■ **Data to process**

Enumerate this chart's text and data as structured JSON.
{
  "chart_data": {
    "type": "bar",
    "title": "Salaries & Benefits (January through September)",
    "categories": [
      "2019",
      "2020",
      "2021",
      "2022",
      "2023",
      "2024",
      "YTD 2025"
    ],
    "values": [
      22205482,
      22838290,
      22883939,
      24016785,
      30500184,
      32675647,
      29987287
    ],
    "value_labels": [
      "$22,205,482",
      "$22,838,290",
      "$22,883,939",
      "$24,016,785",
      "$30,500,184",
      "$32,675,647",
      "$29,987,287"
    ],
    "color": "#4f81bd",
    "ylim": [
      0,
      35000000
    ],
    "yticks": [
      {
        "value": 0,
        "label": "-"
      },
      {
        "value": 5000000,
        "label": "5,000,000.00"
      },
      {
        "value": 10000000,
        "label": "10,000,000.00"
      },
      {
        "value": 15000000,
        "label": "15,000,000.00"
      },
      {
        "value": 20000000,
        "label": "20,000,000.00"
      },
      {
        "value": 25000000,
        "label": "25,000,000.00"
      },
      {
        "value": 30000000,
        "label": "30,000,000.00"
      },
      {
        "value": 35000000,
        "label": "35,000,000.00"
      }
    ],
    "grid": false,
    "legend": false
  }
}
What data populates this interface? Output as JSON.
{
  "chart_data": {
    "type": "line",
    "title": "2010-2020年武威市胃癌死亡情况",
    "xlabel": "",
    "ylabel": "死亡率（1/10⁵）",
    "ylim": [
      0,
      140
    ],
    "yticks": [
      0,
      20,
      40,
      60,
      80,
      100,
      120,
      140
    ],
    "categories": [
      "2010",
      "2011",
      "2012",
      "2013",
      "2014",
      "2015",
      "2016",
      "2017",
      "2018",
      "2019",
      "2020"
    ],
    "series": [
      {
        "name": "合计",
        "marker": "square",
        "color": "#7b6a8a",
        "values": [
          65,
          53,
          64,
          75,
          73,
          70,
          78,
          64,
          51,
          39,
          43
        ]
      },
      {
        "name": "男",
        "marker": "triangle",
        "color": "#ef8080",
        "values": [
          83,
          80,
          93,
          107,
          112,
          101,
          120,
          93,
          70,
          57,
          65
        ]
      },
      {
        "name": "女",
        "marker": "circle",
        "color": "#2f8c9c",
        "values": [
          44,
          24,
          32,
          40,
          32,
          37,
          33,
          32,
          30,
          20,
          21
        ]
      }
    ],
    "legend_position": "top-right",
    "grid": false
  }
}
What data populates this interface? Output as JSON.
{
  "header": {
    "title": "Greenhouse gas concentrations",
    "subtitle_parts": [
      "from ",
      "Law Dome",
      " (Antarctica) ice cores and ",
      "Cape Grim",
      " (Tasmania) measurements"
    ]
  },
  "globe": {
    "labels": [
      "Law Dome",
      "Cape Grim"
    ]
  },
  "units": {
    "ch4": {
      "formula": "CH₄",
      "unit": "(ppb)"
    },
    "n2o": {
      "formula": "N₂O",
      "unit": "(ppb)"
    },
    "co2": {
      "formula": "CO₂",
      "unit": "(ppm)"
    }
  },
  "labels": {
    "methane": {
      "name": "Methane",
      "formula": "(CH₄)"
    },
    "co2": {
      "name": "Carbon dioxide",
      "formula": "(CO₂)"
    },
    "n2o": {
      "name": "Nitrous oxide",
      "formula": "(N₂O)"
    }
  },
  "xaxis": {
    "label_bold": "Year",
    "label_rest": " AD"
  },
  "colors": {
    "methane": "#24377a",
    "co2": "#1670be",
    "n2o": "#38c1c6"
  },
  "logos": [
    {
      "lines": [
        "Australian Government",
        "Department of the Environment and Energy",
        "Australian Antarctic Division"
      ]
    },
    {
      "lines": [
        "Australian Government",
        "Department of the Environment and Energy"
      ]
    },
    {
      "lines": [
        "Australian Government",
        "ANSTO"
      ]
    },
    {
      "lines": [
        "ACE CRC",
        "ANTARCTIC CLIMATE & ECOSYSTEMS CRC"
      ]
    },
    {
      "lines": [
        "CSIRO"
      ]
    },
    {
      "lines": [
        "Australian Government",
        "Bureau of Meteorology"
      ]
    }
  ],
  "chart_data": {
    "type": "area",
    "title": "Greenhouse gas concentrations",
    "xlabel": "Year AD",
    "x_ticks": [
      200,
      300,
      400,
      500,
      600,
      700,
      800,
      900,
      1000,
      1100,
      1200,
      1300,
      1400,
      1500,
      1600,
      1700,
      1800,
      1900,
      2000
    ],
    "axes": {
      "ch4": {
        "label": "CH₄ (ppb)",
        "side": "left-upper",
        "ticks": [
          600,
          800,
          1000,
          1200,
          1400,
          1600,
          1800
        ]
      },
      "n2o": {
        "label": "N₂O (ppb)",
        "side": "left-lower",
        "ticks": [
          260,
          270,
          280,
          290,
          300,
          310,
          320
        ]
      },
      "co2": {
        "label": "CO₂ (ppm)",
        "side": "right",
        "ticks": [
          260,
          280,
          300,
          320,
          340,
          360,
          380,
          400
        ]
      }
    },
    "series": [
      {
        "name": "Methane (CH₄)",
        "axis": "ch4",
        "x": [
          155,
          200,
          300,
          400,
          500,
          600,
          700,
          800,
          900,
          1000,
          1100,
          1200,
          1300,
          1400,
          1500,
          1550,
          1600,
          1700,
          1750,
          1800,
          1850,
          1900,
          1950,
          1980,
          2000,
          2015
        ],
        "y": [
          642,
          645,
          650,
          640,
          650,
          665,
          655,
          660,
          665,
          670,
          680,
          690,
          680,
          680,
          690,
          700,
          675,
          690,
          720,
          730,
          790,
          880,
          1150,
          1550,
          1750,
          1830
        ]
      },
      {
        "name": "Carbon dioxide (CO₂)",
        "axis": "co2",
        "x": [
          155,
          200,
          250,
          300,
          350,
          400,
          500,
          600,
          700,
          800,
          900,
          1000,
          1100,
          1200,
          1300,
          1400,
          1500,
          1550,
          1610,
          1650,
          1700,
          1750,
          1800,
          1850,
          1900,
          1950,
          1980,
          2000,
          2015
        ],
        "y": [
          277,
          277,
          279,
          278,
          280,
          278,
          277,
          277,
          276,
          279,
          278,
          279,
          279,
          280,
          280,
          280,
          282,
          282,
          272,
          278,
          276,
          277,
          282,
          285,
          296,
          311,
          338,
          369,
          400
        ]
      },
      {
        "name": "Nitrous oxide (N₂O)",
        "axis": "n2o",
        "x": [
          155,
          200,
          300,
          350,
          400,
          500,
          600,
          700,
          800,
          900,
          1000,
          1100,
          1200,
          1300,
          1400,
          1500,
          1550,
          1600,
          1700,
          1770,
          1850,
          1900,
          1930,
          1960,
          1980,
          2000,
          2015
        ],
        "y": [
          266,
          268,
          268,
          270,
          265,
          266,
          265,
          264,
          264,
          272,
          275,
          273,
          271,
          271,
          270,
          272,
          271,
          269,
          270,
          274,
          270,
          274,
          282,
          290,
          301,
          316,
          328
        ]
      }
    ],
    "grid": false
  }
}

■ **Prompt**
Restate the data above exactly, keeping each word as it stands.

■ **Finished exercise**
Enumerate this chart's text and data as structured JSON.
{
  "chart_data": {
    "type": "bar",
    "title": "Salaries & Benefits (January through September)",
    "categories": [
      "2019",
      "2020",
      "2021",
      "2022",
      "2023",
      "2024",
      "YTD 2025"
    ],
    "values": [
      22205482,
      22838290,
      22883939,
      24016785,
      30500184,
      32675647,
      29987287
    ],
    "value_labels": [
      "$22,205,482",
      "$22,838,290",
      "$22,883,939",
      "$24,016,785",
      "$30,500,184",
      "$32,675,647",
      "$29,987,287"
    ],
    "color": "#4f81bd",
    "ylim": [
      0,
      35000000
    ],
    "yticks": [
      {
        "value": 0,
        "label": "-"
      },
      {
        "value": 5000000,
        "label": "5,000,000.00"
      },
      {
        "value": 10000000,
        "label": "10,000,000.00"
      },
      {
        "value": 15000000,
        "label": "15,000,000.00"
      },
      {
        "value": 20000000,
        "label": "20,000,000.00"
      },
      {
        "value": 25000000,
        "label": "25,000,000.00"
      },
      {
        "value": 30000000,
        "label": "30,000,000.00"
      },
      {
        "value": 35000000,
        "label": "35,000,000.00"
      }
    ],
    "grid": false,
    "legend": false
  }
}
What data populates this interface? Output as JSON.
{
  "chart_data": {
    "type": "line",
    "title": "2010-2020年武威市胃癌死亡情况",
    "xlabel": "",
    "ylabel": "死亡率（1/10⁵）",
    "ylim": [
      0,
      140
    ],
    "yticks": [
      0,
      20,
      40,
      60,
      80,
      100,
      120,
      140
    ],
    "categories": [
      "2010",
      "2011",
      "2012",
      "2013",
      "2014",
      "2015",
      "2016",
      "2017",
      "2018",
      "2019",
      "2020"
    ],
    "series": [
      {
        "name": "合计",
        "marker": "square",
        "color": "#7b6a8a",
        "values": [
          65,
          53,
          64,
          75,
          73,
          70,
          78,
          64,
          51,
          39,
          43
        ]
      },
      {
        "name": "男",
        "marker": "triangle",
        "color": "#ef8080",
        "values": [
          83,
          80,
          93,
          107,
          112,
          101,
          120,
          93,
          70,
          57,
          65
        ]
      },
      {
        "name": "女",
        "marker": "circle",
        "color": "#2f8c9c",
        "values": [
          44,
          24,
          32,
          40,
          32,
          37,
          33,
          32,
          30,
          20,
          21
        ]
      }
    ],
    "legend_position": "top-right",
    "grid": false
  }
}
What data populates this interface? Output as JSON.
{
  "header": {
    "title": "Greenhouse gas concentrations",
    "subtitle_parts": [
      "from ",
      "Law Dome",
      " (Antarctica) ice cores and ",
      "Cape Grim",
      " (Tasmania) measurements"
    ]
  },
  "globe": {
    "labels": [
      "Law Dome",
      "Cape Grim"
    ]
  },
  "units": {
    "ch4": {
      "formula": "CH₄",
      "unit": "(ppb)"
    },
    "n2o": {
      "formula": "N₂O",
      "unit": "(ppb)"
    },
    "co2": {
      "formula": "CO₂",
      "unit": "(ppm)"
    }
  },
  "labels": {
    "methane": {
      "name": "Methane",
      "formula": "(CH₄)"
    },
    "co2": {
      "name": "Carbon dioxide",
      "formula": "(CO₂)"
    },
    "n2o": {
      "name": "Nitrous oxide",
      "formula": "(N₂O)"
    }
  },
  "xaxis": {
    "label_bold": "Year",
    "label_rest": " AD"
  },
  "colors": {
    "methane": "#24377a",
    "co2": "#1670be",
    "n2o": "#38c1c6"
  },
  "logos": [
    {
      "lines": [
        "Australian Government",
        "Department of the Environment and Energy",
        "Australian Antarctic Division"
      ]
    },
    {
      "lines": [
        "Australian Government",
        "Department of the Environment and Energy"
      ]
    },
    {
      "lines": [
        "Australian Government",
        "ANSTO"
      ]
    },
    {
      "lines": [
        "ACE CRC",
        "ANTARCTIC CLIMATE & ECOSYSTEMS CRC"
      ]
    },
    {
      "lines": [
        "CSIRO"
      ]
    },
    {
      "lines": [
        "Australian Government",
        "Bureau of Meteorology"
      ]
    }
  ],
  "chart_data": {
    "type": "area",
    "title": "Greenhouse gas concentrations",
    "xlabel": "Year AD",
    "x_ticks": [
      200,
      300,
      400,
      500,
      600,
      700,
      800,
      900,
      1000,
      1100,
      1200,
      1300,
      1400,
      1500,
      1600,
      1700,
      1800,
      1900,
      2000
    ],
    "axes": {
      "ch4": {
        "label": "CH₄ (ppb)",
        "side": "left-upper",
        "ticks": [
          600,
          800,
          1000,
          1200,
          1400,
          1600,
          1800
        ]
      },
      "n2o": {
        "label": "N₂O (ppb)",
        "side": "left-lower",
        "ticks": [
          260,
          270,
          280,
          290,
          300,
          310,
          320
        ]
      },
      "co2": {
        "label": "CO₂ (ppm)",
        "side": "right",
        "ticks": [
          260,
          280,
          300,
          320,
          340,
          360,
          380,
          400
        ]
      }
    },
    "series": [
      {
        "name": "Methane (CH₄)",
        "axis": "ch4",
        "x": [
          155,
          200,
          300,
          400,
          500,
          600,
          700,
          800,
          900,
          1000,
          1100,
          1200,
          1300,
          1400,
          1500,
          1550,
          1600,
          1700,
          1750,
          1800,
          1850,
          1900,
          1950,
          1980,
          2000,
          2015
        ],
        "y": [
          642,
          645,
          650,
          640,
          650,
          665,
          655,
          660,
          665,
          670,
          680,
          690,
          680,
          680,
          690,
          700,
          675,
          690,
          720,
          730,
          790,
          880,
          1150,
          1550,
          1750,
          1830
        ]
      },
      {
        "name": "Carbon dioxide (CO₂)",
        "axis": "co2",
        "x": [
          155,
          200,
          250,
          300,
          350,
          400,
          500,
          600,
          700,
          800,
          900,
          1000,
          1100,
          1200,
          1300,
          1400,
          1500,
          1550,
          1610,
          1650,
          1700,
          1750,
          1800,
          1850,
          1900,
          1950,
          1980,
          2000,
          2015
        ],
        "y": [
          277,
          277,
          279,
          278,
          280,
          278,
          277,
          277,
          276,
          279,
          278,
          279,
          279,
          280,
          280,
          280,
          282,
          282,
          272,
          278,
          276,
          277,
          282,
          285,
          296,
          311,
          338,
          369,
          400
        ]
      },
      {
        "name": "Nitrous oxide (N₂O)",
        "axis": "n2o",
        "x": [
          155,
          200,
          300,
          350,
          400,
          500,
          600,
          700,
          800,
          900,
          1000,
          1100,
          1200,
          1300,
          1400,
          1500,
          1550,
          1600,
          1700,
          1770,
          1850,
          1900,
          1930,
          1960,
          1980,
          2000,
          2015
        ],
        "y": [
          266,
          268,
          268,
          270,
          265,
          266,
          265,
          264,
          264,
          272,
          275,
          273,
          271,
          271,
          270,
          272,
          271,
          269,
          270,
          274,
          270,
          274,
          282,
          290,
          301,
          316,
          328
        ]
      }
    ],
    "grid": false
  }
}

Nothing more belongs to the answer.